--- What is expected ---
Scan the listing below. Report each line that includes "color".

* begin Dataset rows *

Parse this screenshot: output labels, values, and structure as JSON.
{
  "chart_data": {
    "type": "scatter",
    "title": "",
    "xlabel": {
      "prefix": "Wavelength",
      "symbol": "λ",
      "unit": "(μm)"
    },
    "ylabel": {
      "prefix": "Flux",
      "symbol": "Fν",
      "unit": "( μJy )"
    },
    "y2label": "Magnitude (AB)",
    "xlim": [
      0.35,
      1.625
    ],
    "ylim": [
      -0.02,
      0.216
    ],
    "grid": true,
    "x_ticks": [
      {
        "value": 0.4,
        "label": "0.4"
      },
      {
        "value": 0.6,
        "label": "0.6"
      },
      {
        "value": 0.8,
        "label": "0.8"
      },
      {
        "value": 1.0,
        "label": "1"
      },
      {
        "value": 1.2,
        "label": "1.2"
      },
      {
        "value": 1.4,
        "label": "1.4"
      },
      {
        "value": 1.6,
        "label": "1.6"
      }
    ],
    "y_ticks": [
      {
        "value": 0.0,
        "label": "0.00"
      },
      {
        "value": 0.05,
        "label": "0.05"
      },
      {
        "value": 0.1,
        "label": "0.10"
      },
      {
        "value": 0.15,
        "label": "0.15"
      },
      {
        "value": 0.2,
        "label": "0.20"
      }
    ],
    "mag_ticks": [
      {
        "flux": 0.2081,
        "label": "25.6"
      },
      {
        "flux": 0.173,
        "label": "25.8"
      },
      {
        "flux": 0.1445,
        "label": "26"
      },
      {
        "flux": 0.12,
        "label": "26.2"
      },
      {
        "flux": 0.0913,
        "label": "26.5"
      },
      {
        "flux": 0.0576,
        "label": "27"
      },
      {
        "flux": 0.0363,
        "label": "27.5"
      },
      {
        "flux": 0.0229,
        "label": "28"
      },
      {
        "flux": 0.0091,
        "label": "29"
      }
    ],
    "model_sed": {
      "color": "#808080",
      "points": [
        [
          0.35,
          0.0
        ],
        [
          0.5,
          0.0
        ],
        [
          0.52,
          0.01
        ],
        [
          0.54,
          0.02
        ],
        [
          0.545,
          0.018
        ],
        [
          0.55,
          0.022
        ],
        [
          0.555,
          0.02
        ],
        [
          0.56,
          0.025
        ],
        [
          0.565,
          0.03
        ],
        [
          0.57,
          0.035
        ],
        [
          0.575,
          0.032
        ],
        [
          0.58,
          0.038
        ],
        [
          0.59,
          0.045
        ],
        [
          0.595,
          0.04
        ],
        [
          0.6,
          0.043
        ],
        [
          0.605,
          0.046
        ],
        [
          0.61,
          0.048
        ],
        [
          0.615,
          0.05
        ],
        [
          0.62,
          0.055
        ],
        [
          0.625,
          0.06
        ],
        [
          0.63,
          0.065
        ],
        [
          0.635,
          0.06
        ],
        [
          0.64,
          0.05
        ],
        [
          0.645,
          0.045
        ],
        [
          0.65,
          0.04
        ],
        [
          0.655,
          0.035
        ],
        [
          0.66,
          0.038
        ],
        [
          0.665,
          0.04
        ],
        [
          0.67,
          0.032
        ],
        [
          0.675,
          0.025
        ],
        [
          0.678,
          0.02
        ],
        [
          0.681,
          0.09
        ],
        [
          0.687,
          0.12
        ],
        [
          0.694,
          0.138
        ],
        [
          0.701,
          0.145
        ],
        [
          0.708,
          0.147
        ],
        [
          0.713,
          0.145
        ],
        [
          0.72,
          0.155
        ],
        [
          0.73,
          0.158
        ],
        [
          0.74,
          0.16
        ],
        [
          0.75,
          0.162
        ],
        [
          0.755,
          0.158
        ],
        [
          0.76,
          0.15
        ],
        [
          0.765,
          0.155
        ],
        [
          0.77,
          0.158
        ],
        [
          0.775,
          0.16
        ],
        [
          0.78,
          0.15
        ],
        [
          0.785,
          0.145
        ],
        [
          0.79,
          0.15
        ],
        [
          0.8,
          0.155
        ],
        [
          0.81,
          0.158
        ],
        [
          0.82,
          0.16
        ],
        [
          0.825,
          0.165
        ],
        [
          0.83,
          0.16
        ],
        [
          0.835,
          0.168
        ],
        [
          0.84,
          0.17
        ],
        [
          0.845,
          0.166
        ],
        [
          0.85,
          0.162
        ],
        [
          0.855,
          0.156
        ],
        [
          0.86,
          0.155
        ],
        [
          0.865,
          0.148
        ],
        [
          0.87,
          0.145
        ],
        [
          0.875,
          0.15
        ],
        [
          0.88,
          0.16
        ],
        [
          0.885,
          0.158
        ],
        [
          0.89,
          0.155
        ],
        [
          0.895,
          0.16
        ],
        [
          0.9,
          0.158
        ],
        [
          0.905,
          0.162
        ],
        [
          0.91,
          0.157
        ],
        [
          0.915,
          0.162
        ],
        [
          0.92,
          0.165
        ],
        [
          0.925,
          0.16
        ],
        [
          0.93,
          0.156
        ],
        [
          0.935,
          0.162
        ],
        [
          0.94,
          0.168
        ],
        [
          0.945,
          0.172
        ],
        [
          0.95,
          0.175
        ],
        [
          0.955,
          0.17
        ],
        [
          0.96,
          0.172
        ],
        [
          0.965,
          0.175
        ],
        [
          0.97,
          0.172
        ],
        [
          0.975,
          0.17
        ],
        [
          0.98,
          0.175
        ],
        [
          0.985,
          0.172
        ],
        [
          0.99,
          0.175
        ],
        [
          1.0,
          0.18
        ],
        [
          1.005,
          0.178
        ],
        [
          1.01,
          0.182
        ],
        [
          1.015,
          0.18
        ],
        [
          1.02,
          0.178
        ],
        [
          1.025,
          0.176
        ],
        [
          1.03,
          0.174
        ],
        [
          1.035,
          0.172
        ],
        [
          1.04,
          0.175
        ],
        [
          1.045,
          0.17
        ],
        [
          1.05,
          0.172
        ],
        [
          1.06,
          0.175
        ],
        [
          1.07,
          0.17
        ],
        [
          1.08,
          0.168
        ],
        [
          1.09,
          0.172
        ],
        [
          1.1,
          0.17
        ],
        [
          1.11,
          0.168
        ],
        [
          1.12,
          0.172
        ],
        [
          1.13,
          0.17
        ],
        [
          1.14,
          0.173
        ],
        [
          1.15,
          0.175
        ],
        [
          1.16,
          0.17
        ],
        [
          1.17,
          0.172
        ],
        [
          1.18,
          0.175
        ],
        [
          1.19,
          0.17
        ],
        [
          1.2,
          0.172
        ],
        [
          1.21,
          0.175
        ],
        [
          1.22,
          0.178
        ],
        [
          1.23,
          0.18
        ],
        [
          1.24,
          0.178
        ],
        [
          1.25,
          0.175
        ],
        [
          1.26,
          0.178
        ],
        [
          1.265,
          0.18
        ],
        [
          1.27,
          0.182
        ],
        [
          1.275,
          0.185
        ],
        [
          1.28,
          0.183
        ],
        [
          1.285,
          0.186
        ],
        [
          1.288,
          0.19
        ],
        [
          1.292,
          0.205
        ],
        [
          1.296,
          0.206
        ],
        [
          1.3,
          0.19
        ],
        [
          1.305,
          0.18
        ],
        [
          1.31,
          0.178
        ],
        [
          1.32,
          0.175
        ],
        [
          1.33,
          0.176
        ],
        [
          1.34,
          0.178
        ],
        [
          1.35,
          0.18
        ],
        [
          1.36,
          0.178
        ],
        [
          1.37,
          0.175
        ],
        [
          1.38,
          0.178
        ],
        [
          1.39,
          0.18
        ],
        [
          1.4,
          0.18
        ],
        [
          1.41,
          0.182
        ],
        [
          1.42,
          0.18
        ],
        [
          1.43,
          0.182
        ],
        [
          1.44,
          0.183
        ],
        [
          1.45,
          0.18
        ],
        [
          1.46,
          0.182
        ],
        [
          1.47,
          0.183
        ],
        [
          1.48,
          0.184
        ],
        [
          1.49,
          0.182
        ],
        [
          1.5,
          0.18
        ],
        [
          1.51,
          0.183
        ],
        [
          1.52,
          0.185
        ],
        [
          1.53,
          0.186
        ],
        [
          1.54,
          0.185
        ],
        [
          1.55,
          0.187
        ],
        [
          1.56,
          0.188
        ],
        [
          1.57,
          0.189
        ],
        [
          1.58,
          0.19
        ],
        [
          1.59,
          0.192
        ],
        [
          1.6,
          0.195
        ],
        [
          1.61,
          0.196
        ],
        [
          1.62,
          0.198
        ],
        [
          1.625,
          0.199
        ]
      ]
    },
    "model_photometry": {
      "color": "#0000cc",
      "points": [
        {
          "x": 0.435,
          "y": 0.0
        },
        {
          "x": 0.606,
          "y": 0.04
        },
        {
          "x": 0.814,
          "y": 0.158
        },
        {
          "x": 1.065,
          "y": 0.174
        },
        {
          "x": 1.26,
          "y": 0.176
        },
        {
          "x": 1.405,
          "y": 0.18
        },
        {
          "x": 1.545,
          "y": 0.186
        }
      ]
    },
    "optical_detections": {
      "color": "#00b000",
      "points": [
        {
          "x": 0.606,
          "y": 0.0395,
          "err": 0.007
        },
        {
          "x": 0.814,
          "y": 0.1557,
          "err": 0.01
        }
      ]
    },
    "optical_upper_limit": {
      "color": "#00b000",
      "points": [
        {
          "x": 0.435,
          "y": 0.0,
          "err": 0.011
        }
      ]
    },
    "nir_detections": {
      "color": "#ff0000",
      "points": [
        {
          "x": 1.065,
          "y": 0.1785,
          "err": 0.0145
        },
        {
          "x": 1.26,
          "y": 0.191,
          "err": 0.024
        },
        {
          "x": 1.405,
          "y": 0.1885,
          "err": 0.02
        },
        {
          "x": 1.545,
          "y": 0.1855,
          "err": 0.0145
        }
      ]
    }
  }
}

* end Dataset rows *

--- Exercise solution ---
      "color": "#808080",
      "color": "#0000cc",
      "color": "#00b000",
      "color": "#00b000",
      "color": "#ff0000",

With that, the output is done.